§ **What needs to be done**: Reproduce all of the material word for word.

§ **Collected data entries**:

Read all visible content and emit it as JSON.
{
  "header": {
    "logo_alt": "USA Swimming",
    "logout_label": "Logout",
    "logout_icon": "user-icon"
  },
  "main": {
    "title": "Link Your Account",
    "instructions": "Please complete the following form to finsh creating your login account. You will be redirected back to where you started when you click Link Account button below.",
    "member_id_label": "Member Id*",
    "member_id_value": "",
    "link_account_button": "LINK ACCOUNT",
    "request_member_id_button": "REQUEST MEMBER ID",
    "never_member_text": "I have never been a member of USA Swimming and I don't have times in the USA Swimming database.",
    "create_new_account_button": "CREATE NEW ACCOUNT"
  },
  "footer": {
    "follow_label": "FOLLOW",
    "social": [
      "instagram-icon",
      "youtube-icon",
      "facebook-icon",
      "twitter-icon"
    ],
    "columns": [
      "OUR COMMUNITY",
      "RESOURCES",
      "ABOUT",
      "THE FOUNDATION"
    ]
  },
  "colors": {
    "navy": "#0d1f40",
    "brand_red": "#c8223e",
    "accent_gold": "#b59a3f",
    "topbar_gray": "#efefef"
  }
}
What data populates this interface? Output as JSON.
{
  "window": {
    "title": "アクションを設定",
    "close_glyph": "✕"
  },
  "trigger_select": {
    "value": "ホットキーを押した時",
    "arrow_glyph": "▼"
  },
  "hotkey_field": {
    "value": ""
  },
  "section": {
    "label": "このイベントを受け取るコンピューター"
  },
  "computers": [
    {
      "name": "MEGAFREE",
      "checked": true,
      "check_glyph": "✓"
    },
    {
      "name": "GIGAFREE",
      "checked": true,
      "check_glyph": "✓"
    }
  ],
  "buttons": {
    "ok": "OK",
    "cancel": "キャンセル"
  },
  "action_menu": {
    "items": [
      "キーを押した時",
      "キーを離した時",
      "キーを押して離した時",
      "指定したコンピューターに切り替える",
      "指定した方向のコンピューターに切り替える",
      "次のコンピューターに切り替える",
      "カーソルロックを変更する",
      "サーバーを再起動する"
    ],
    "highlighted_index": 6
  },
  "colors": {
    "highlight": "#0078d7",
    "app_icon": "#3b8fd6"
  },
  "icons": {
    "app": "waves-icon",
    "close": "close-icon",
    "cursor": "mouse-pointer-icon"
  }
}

§ **Problem solution**:
Read all visible content and emit it as JSON.
{
  "header": {
    "logo_alt": "USA Swimming",
    "logout_label": "Logout",
    "logout_icon": "user-icon"
  },
  "main": {
    "title": "Link Your Account",
    "instructions": "Please complete the following form to finsh creating your login account. You will be redirected back to where you started when you click Link Account button below.",
    "member_id_label": "Member Id*",
    "member_id_value": "",
    "link_account_button": "LINK ACCOUNT",
    "request_member_id_button": "REQUEST MEMBER ID",
    "never_member_text": "I have never been a member of USA Swimming and I don't have times in the USA Swimming database.",
    "create_new_account_button": "CREATE NEW ACCOUNT"
  },
  "footer": {
    "follow_label": "FOLLOW",
    "social": [
      "instagram-icon",
      "youtube-icon",
      "facebook-icon",
      "twitter-icon"
    ],
    "columns": [
      "OUR COMMUNITY",
      "RESOURCES",
      "ABOUT",
      "THE FOUNDATION"
    ]
  },
  "colors": {
    "navy": "#0d1f40",
    "brand_red": "#c8223e",
    "accent_gold": "#b59a3f",
    "topbar_gray": "#efefef"
  }
}
What data populates this interface? Output as JSON.
{
  "window": {
    "title": "アクションを設定",
    "close_glyph": "✕"
  },
  "trigger_select": {
    "value": "ホットキーを押した時",
    "arrow_glyph": "▼"
  },
  "hotkey_field": {
    "value": ""
  },
  "section": {
    "label": "このイベントを受け取るコンピューター"
  },
  "computers": [
    {
      "name": "MEGAFREE",
      "checked": true,
      "check_glyph": "✓"
    },
    {
      "name": "GIGAFREE",
      "checked": true,
      "check_glyph": "✓"
    }
  ],
  "buttons": {
    "ok": "OK",
    "cancel": "キャンセル"
  },
  "action_menu": {
    "items": [
      "キーを押した時",
      "キーを離した時",
      "キーを押して離した時",
      "指定したコンピューターに切り替える",
      "指定した方向のコンピューターに切り替える",
      "次のコンピューターに切り替える",
      "カーソルロックを変更する",
      "サーバーを再起動する"
    ],
    "highlighted_index": 6
  },
  "colors": {
    "highlight": "#0078d7",
    "app_icon": "#3b8fd6"
  },
  "icons": {
    "app": "waves-icon",
    "close": "close-icon",
    "cursor": "mouse-pointer-icon"
  }
}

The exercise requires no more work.